→ Directive a
Decide whether each statement below agrees with the comment thread that follows. Give yes or no for each, along with the deciding words of the comment thread, quoted exactly: (i) The Voice is handed out for free and earns its profits from advertising alone. (ii) The writer names three main factors at work. (iii) A NOAA headline called Jan 07 "the warmest January on record."

→ Page
▬▬▬

To put it very bluntly:
There are two main factors at work.
1.) Newspapers are in the business of selling themselves and making a profit. Sometimes a newspaper caters to a particular constuency and, in order to remain in business, endorse the views of that constituency. Even the owner may disagree with this viewpoint, by acceeds to the editors who are responsible for making the call.
The Village Voce springs to mind. They are a far-left paper owned by a political conservative who does not interfere with its workings, though he could if he chose to. (The Voice is handed out for free–its profits come from advertising alone.)
2.) And sometimes a newspaper is owned and run by an owner who loses money but is willing to pay that price in in order to spread a point of view that is agreeable to him.
The government cannot prevent what goes in a newspaper except in the rare exception of classified secrets. While they can (sometimes) prevent some of what goes in a paper, they cannot force the paper to say anying. The government can refuse to be interviewed by a newspaper and may “trade” in information, but that is the extent of its power.
Such is freedom of the press.
All of the issues you raise are valid. But those issues are all filtered through one or both of the two points I make above. 1.) Profit, 2.) What the owner wants to say (for whatever reason). All else is real, but secondary, including the buffeting of “reality” and scientific endeavor.

Evan Jones
February 6, 2008 1:16 pm

I am rather sure that the US is using a min-max average
Argh. Oh, great. Thanks for the info, though.
Well, Rev, I guess that makes your “paint bias” a pretty dang big deal, to what extent it exists! (Seeing as how the differences seem to manifest themselves almost exclusively at T-Max and T-Min.
And would someone please tell me how to end a tag-mark? I can make a quote bold, but I can unbold afterwards. It’s like the “Bird Man of Alcatraz” cartoon in the old New Yorker: “I can turn you into a bird. But you must remain a bird.” (In the uneven battle between me and tags, I can use all the help I can get.)

February 6, 2008 1:37 pm

The NOAA headline that Jan 07 was “the warmest January on record” was not a joke. Why would this one be less deserving?
sorry, but let us play “can you spot the difference” between
“the warmest January on record”

▬▬▬

→ Data for processing
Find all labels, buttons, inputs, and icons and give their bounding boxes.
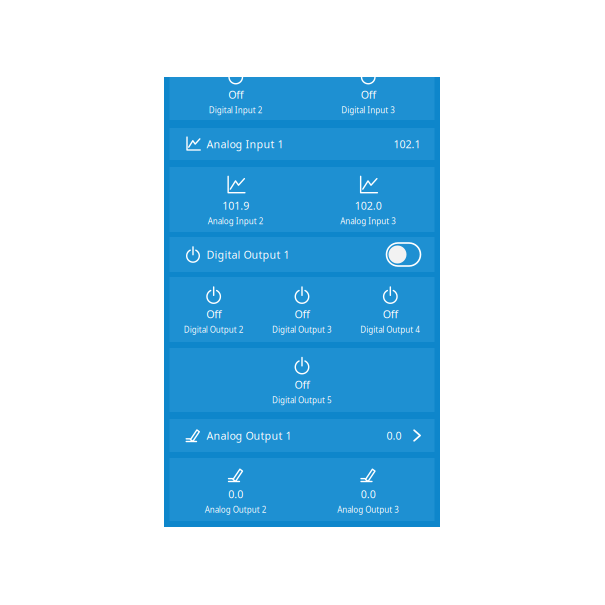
staticText: 102.1	[394, 137, 420, 151]
staticText: Analog Output 3	[337, 504, 399, 515]
staticText: 0.0	[228, 487, 243, 501]
button[interactable]: 102.0	[302, 167, 434, 232]
staticText: Analog Input 2	[208, 216, 264, 226]
staticText: Digital Input 3	[341, 105, 395, 115]
staticText: Analog Input 3	[340, 216, 396, 226]
button[interactable]: 101.9	[170, 167, 302, 232]
staticText: 101.9	[222, 199, 249, 213]
button[interactable]: Off	[302, 56, 434, 120]
staticText: Digital Output 5	[272, 395, 332, 405]
button[interactable]: 0.0	[170, 458, 302, 521]
button[interactable]: Off	[170, 56, 302, 120]
staticText: Off	[206, 307, 221, 321]
staticText: Digital Input 2	[209, 105, 263, 115]
staticText: 102.0	[355, 199, 382, 213]
staticText: Off	[383, 307, 398, 321]
button[interactable]: Off	[346, 277, 434, 342]
staticText: 0.0	[361, 487, 376, 501]
staticText: 0.0	[386, 428, 402, 443]
button[interactable]: Off	[258, 277, 346, 342]
staticText: Digital Output 1	[206, 247, 290, 262]
staticText: Off	[361, 88, 376, 102]
button[interactable]: Analog Input 1	[170, 128, 434, 160]
button[interactable]: 0.0	[302, 458, 434, 521]
staticText: Digital Output 3	[272, 324, 332, 335]
button[interactable]: Off	[170, 348, 434, 412]
staticText: Analog Output 1	[206, 428, 292, 443]
button[interactable]: Analog Output 1	[170, 419, 434, 452]
staticText: Analog Output 2	[205, 504, 267, 515]
staticText: Analog Input 1	[206, 137, 284, 151]
staticText: Off	[294, 378, 310, 392]
staticText: Digital Output 2	[184, 324, 244, 335]
button[interactable]: Off	[170, 277, 258, 342]
staticText: Off	[294, 307, 310, 321]
button[interactable]: Digital Output 1	[170, 237, 434, 272]
staticText: Digital Output 4	[360, 324, 420, 335]
staticText: Off	[228, 88, 243, 102]
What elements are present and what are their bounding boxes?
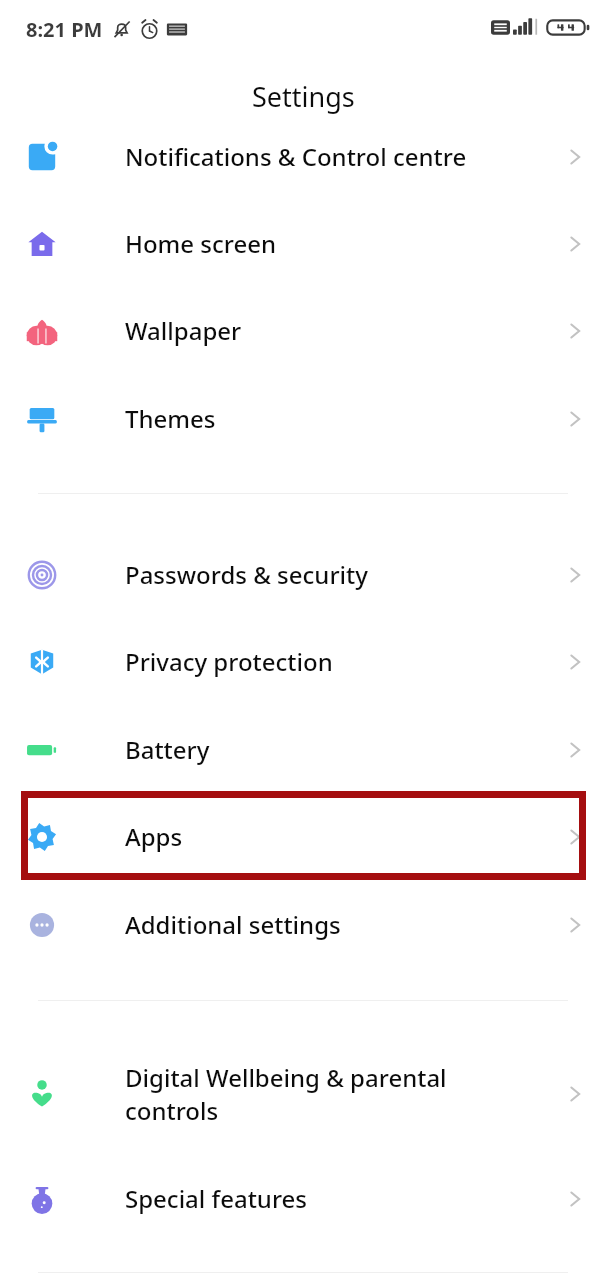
button[interactable]: Apps: [0, 793, 606, 880]
button[interactable]: Additional settings: [0, 881, 606, 968]
staticText: Wallpaper: [125, 314, 242, 347]
staticText: Battery: [125, 733, 210, 766]
button[interactable]: Home screen: [0, 200, 606, 287]
button[interactable]: Privacy protection: [0, 618, 606, 705]
button[interactable]: Notifications & Control centre: [0, 113, 606, 200]
staticText: Digital Wellbeing & parental controls: [125, 1061, 447, 1127]
button[interactable]: Digital Wellbeing & parental controls: [0, 1050, 606, 1137]
staticText: Privacy protection: [125, 645, 333, 678]
button[interactable]: Themes: [0, 375, 606, 462]
staticText: Themes: [125, 402, 216, 435]
button[interactable]: Passwords & security: [0, 531, 606, 618]
button[interactable]: Special features: [0, 1155, 606, 1242]
staticText: 8:21 PM: [26, 16, 103, 43]
staticText: Apps: [125, 820, 183, 853]
staticText: Passwords & security: [125, 558, 368, 591]
button[interactable]: Battery: [0, 706, 606, 793]
staticText: Notifications & Control centre: [125, 140, 467, 173]
staticText: Settings: [252, 78, 355, 115]
staticText: Special features: [125, 1182, 307, 1215]
staticText: Additional settings: [125, 908, 341, 941]
staticText: Home screen: [125, 227, 277, 260]
button[interactable]: Wallpaper: [0, 287, 606, 374]
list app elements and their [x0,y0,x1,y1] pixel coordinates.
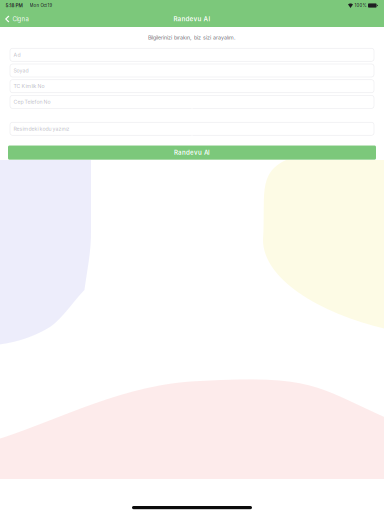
button[interactable]: Randevu Al [8,146,376,160]
button[interactable]: Resimdeki kodu yazınız [10,122,374,135]
staticText: 5:18 PM [6,3,22,8]
button[interactable]: TC Kimlik No [10,80,374,93]
button[interactable]: Soyad [10,64,374,77]
staticText: 100% [354,3,366,8]
staticText: TC Kimlik No [14,83,44,89]
staticText: Bilgilerinizi bırakın, biz sizi arayalım… [148,34,236,41]
staticText: Mon Oct 19 [30,3,52,8]
staticText: Randevu Al [174,15,210,23]
staticText: Soyad [14,67,28,74]
button[interactable]: Ad [10,48,374,61]
staticText: Resimdeki kodu yazınız [14,126,70,132]
button[interactable]: Cigna [0,11,34,27]
staticText: Cigna [12,15,28,23]
button[interactable]: Cep Telefon No [10,95,374,108]
staticText: Ad [14,52,20,58]
staticText: Randevu Al [174,149,210,156]
staticText: Cep Telefon No [14,99,50,105]
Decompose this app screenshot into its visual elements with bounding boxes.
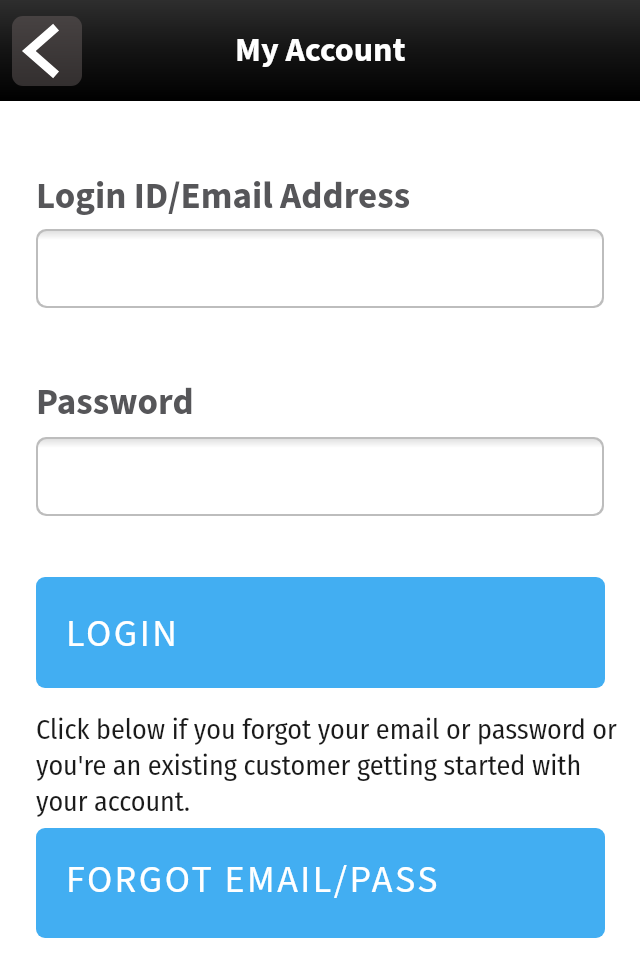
staticText: Login ID/Email Address [36,170,411,223]
staticText: Password [36,376,194,429]
button[interactable] [12,16,82,86]
staticText: My Account [235,26,406,74]
button[interactable] [38,231,602,306]
staticText: LOGIN [66,607,180,661]
button[interactable] [38,439,602,514]
button[interactable]: LOGIN [36,577,605,688]
staticText: FORGOT EMAIL/PASS [66,853,440,907]
button[interactable]: FORGOT EMAIL/PASS [36,828,605,938]
staticText: Click below if you forgot your email or … [36,713,626,818]
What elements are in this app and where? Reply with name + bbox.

▬▬▬

→ Directive b
Rewrite the rows starting at the one that contains "staticText: Login ID/Email" and ending at the end of the rows. Substitute "RESET PASSWORD" for "FORGOT EMAIL/PASS" and change nothing else.

→ Exercise solution a
(i) Yes: "(The Voice is handed out for free–its profits come from advertising alone.)"
(ii) No: "There are two main factors at work."
(iii) Yes: "The NOAA headline that Jan 07 was “the warmest January on record” was not a joke."

→ Exercise solution b
staticText: Login ID/Email Address [36,170,411,223]
staticText: Password [36,376,194,429]
button[interactable] [12,16,82,86]
staticText: My Account [235,26,406,74]
button[interactable] [38,231,602,306]
staticText: LOGIN [66,607,180,661]
button[interactable] [38,439,602,514]
button[interactable]: LOGIN [36,577,605,688]
staticText: RESET PASSWORD [66,853,440,907]
button[interactable]: RESET PASSWORD [36,828,605,938]
staticText: Click below if you forgot your email or … [36,713,626,818]
What elements are in this app and where? Reply with name + bbox.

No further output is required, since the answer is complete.